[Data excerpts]
— Begin —
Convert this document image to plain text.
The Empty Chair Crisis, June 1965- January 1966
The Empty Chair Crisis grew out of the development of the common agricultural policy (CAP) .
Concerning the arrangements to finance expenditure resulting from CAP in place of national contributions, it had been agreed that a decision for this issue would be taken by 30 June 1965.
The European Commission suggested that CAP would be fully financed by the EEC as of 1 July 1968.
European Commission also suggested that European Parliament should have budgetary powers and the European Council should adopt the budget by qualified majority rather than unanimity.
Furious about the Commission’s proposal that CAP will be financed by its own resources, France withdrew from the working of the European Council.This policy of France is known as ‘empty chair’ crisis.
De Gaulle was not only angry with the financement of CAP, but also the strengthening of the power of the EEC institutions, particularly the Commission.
— End —
**GIVEN REQUEST:**
List all lines above in which the string "that" appears.

**FULL RESPONSE:**
Concerning the arrangements to finance expenditure resulting from CAP in place of national contributions, it had been agreed that a decision for this issue would be taken by 30 June 1965.
The European Commission suggested that CAP would be fully financed by the EEC as of 1 July 1968.
European Commission also suggested that European Parliament should have budgetary powers and the European Council should adopt the budget by qualified majority rather than unanimity.
Furious about the Commission’s proposal that CAP will be financed by its own resources, France withdrew from the working of the European Council.This policy of France is known as ‘empty chair’ crisis.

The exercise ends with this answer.